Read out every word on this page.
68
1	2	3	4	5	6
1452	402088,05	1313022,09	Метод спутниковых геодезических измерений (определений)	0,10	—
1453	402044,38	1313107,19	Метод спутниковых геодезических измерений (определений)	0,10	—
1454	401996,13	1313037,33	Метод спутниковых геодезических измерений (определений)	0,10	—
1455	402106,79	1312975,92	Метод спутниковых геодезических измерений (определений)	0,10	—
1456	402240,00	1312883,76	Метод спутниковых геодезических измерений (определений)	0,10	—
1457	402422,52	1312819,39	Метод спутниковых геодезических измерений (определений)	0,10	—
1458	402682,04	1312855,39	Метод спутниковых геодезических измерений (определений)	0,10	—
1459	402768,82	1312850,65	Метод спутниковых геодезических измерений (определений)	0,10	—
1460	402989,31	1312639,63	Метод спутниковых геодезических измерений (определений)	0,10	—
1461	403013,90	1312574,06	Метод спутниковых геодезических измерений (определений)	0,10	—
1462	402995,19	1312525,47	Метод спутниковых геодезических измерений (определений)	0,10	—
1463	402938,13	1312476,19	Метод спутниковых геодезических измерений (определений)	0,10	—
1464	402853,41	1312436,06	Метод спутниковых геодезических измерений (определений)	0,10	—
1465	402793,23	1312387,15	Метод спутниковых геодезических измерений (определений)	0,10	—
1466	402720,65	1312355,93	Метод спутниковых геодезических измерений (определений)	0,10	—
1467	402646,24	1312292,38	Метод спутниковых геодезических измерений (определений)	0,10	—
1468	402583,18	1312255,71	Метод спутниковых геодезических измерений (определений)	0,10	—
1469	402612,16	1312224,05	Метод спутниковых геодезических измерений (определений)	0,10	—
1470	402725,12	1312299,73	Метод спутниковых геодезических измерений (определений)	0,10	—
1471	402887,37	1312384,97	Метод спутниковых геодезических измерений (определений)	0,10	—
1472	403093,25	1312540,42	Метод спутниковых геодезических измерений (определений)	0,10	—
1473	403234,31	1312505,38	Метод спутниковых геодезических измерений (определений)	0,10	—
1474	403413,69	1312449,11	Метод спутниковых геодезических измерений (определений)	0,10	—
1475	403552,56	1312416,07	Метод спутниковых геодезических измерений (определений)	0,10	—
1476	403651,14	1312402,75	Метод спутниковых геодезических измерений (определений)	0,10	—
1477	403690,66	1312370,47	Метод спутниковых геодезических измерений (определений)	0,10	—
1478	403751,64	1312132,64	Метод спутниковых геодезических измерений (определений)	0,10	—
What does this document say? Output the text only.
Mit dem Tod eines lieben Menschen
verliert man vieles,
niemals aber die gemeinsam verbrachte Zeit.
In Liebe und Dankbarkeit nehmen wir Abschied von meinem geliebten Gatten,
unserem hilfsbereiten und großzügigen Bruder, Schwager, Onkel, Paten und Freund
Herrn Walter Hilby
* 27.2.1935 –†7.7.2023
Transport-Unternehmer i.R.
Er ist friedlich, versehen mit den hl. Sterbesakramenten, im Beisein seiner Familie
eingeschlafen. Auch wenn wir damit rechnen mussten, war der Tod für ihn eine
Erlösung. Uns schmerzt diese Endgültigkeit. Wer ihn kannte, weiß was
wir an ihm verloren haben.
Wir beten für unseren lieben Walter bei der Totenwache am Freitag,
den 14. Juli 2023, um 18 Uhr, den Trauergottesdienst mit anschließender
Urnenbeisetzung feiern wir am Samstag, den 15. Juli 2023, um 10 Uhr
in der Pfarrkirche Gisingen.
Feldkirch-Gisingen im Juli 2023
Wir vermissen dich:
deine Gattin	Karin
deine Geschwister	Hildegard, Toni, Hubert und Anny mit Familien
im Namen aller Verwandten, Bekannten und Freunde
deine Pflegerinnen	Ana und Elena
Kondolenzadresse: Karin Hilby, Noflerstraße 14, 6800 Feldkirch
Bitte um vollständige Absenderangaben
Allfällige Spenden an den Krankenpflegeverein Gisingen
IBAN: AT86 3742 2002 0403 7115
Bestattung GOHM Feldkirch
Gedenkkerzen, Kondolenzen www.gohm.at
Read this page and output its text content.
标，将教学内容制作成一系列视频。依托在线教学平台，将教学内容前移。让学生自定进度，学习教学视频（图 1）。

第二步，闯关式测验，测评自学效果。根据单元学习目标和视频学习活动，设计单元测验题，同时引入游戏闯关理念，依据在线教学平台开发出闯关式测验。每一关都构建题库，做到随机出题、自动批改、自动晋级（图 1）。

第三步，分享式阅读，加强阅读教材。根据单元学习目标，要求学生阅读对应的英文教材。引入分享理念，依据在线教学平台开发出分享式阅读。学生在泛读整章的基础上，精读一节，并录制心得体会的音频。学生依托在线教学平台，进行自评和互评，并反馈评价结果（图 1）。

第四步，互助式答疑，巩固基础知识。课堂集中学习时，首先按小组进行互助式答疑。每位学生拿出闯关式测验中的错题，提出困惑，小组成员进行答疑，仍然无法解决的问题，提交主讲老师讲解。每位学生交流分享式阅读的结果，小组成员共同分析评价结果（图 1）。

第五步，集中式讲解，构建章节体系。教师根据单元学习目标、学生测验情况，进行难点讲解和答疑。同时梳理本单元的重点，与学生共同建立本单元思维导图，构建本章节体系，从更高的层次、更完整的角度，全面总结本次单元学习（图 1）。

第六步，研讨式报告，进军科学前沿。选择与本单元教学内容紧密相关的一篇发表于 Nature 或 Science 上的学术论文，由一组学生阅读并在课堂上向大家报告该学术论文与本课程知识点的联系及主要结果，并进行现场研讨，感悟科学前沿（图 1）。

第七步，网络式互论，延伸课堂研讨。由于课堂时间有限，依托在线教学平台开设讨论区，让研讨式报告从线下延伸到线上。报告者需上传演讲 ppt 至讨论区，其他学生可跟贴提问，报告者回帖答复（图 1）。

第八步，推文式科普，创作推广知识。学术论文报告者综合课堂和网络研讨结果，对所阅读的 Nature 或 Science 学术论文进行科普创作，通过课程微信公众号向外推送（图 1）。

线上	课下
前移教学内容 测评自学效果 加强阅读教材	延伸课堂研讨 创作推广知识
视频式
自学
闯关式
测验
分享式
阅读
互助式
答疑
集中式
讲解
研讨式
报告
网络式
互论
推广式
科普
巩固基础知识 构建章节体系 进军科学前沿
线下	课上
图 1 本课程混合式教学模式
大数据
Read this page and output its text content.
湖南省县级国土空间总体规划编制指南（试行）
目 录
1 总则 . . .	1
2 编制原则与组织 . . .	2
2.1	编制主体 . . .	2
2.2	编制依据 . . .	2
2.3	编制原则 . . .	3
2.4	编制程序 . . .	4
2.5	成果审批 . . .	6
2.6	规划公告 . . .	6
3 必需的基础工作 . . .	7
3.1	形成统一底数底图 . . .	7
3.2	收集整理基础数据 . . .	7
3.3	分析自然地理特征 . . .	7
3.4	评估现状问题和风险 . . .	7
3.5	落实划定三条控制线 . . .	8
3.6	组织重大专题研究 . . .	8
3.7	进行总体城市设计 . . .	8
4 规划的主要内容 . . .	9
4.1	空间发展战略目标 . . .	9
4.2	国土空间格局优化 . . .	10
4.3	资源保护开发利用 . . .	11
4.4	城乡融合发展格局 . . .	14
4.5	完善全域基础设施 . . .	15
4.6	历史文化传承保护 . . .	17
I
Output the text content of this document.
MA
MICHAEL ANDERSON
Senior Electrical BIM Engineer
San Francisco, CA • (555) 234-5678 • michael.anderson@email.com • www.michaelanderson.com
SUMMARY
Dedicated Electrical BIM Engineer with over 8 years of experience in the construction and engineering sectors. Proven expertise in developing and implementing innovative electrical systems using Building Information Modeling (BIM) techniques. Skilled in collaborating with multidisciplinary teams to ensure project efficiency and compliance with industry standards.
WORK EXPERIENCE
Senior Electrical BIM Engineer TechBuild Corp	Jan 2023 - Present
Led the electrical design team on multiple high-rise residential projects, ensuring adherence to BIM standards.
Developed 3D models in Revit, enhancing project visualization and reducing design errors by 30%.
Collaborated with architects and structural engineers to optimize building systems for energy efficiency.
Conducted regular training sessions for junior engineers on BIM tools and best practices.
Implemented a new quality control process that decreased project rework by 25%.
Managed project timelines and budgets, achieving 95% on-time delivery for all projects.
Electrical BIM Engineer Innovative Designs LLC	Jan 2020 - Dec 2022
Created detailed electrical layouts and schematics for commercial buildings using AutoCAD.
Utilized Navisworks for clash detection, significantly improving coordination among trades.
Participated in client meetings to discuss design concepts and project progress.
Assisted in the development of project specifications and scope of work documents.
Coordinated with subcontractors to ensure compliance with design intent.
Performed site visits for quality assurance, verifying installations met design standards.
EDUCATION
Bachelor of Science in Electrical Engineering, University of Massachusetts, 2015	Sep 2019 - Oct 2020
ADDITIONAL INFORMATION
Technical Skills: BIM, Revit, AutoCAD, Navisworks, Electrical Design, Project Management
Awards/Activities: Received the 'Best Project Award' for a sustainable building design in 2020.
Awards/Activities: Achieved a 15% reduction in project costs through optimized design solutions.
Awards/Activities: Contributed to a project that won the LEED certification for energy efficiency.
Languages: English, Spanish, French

● Set exercise
Search the entries for the string "this" and collect each line that has it.

● Exercise result
Read out every word on this page.
What does this document say? Output the text only.
Read this page and output its text content.
Read this page and output its text content.
Output the text content of this document.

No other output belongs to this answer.